══ Records supplied ══

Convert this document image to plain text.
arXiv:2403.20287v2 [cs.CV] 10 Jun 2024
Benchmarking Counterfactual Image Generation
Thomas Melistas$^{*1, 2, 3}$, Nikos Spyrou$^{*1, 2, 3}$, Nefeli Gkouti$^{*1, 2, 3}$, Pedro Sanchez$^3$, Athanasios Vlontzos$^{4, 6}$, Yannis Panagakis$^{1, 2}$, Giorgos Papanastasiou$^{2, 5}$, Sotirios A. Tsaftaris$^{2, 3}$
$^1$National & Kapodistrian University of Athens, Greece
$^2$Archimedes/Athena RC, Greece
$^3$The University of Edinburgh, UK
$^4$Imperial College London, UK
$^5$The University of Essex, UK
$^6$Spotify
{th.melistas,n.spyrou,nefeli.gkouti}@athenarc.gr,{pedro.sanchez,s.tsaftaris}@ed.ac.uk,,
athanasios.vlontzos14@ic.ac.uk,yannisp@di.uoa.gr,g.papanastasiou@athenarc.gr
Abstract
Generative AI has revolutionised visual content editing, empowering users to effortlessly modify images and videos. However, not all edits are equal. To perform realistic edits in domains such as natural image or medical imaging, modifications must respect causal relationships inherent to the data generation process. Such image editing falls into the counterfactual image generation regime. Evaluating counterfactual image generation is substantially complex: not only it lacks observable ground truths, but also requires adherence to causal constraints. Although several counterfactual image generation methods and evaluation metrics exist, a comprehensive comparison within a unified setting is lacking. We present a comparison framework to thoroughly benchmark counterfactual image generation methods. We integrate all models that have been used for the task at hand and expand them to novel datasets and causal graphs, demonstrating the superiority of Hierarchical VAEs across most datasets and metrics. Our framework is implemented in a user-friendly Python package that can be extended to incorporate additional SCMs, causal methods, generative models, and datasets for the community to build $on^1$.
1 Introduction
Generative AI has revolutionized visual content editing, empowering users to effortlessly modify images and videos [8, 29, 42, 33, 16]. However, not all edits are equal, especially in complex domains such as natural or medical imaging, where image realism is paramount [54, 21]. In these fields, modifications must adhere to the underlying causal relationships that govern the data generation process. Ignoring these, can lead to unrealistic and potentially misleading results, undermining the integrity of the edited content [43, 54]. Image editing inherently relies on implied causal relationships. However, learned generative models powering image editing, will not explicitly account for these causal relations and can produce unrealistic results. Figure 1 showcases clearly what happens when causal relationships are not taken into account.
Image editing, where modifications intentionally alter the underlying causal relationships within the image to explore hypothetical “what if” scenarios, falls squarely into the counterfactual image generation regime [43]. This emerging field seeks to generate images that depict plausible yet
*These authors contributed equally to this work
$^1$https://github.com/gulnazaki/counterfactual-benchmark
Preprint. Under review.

═══

Goal:
Copy all the lines, exactly.

Worked solution:
Convert this document image to plain text.
arXiv:2403.20287v2 [cs.CV] 10 Jun 2024
Benchmarking Counterfactual Image Generation
Thomas Melistas$^{*1, 2, 3}$, Nikos Spyrou$^{*1, 2, 3}$, Nefeli Gkouti$^{*1, 2, 3}$, Pedro Sanchez$^3$, Athanasios Vlontzos$^{4, 6}$, Yannis Panagakis$^{1, 2}$, Giorgos Papanastasiou$^{2, 5}$, Sotirios A. Tsaftaris$^{2, 3}$
$^1$National & Kapodistrian University of Athens, Greece
$^2$Archimedes/Athena RC, Greece
$^3$The University of Edinburgh, UK
$^4$Imperial College London, UK
$^5$The University of Essex, UK
$^6$Spotify
{th.melistas,n.spyrou,nefeli.gkouti}@athenarc.gr,{pedro.sanchez,s.tsaftaris}@ed.ac.uk,,
athanasios.vlontzos14@ic.ac.uk,yannisp@di.uoa.gr,g.papanastasiou@athenarc.gr
Abstract
Generative AI has revolutionised visual content editing, empowering users to effortlessly modify images and videos. However, not all edits are equal. To perform realistic edits in domains such as natural image or medical imaging, modifications must respect causal relationships inherent to the data generation process. Such image editing falls into the counterfactual image generation regime. Evaluating counterfactual image generation is substantially complex: not only it lacks observable ground truths, but also requires adherence to causal constraints. Although several counterfactual image generation methods and evaluation metrics exist, a comprehensive comparison within a unified setting is lacking. We present a comparison framework to thoroughly benchmark counterfactual image generation methods. We integrate all models that have been used for the task at hand and expand them to novel datasets and causal graphs, demonstrating the superiority of Hierarchical VAEs across most datasets and metrics. Our framework is implemented in a user-friendly Python package that can be extended to incorporate additional SCMs, causal methods, generative models, and datasets for the community to build $on^1$.
1 Introduction
Generative AI has revolutionized visual content editing, empowering users to effortlessly modify images and videos [8, 29, 42, 33, 16]. However, not all edits are equal, especially in complex domains such as natural or medical imaging, where image realism is paramount [54, 21]. In these fields, modifications must adhere to the underlying causal relationships that govern the data generation process. Ignoring these, can lead to unrealistic and potentially misleading results, undermining the integrity of the edited content [43, 54]. Image editing inherently relies on implied causal relationships. However, learned generative models powering image editing, will not explicitly account for these causal relations and can produce unrealistic results. Figure 1 showcases clearly what happens when causal relationships are not taken into account.
Image editing, where modifications intentionally alter the underlying causal relationships within the image to explore hypothetical “what if” scenarios, falls squarely into the counterfactual image generation regime [43]. This emerging field seeks to generate images that depict plausible yet
*These authors contributed equally to this work
$^1$https://github.com/gulnazaki/counterfactual-benchmark
Preprint. Under review.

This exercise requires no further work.